- Aim: List all lines of the data that include the string "this".

- Given entries:
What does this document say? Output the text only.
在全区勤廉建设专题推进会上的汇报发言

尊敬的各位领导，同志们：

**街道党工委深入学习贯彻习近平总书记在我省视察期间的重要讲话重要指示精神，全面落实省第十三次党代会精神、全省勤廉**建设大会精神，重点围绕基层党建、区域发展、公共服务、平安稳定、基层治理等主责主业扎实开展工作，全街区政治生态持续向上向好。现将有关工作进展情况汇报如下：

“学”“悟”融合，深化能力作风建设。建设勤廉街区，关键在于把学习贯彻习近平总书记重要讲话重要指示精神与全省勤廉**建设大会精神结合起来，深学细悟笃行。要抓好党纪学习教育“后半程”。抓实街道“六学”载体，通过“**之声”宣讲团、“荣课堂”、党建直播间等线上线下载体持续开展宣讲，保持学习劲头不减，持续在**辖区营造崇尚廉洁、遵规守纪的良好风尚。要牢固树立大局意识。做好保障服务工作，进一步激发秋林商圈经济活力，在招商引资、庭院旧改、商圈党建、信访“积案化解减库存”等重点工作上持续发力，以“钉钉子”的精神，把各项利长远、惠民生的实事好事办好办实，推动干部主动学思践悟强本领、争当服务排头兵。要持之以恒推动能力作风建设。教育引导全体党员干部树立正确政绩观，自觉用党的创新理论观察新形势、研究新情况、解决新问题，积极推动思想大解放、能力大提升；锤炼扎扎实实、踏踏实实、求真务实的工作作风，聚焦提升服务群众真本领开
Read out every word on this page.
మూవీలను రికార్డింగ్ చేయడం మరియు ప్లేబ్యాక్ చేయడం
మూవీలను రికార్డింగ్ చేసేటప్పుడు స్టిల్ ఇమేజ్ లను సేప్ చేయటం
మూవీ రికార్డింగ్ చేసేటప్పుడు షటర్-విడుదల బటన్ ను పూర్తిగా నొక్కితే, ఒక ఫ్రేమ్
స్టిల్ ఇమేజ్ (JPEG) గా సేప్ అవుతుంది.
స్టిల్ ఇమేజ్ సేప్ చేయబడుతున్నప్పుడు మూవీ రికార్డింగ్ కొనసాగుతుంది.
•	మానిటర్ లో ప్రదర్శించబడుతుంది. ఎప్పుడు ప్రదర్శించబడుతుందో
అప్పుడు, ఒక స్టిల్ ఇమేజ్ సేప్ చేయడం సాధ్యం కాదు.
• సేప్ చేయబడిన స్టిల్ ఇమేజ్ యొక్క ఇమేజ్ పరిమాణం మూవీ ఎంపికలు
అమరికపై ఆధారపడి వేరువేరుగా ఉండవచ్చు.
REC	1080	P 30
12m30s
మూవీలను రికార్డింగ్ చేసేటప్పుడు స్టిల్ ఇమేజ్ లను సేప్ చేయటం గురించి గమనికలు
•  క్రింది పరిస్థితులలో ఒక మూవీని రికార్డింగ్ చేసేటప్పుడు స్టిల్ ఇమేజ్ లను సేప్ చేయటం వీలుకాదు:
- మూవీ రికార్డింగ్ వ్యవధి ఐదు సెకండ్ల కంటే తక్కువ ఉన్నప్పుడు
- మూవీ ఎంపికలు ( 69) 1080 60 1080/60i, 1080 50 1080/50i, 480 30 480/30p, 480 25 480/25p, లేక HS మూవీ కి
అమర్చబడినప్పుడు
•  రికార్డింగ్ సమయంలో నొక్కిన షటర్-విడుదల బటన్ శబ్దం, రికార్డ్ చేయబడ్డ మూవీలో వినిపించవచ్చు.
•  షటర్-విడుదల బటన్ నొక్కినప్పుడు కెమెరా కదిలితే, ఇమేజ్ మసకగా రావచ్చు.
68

- The output:
What does this document say? Output the text only.
Read out every word on this page.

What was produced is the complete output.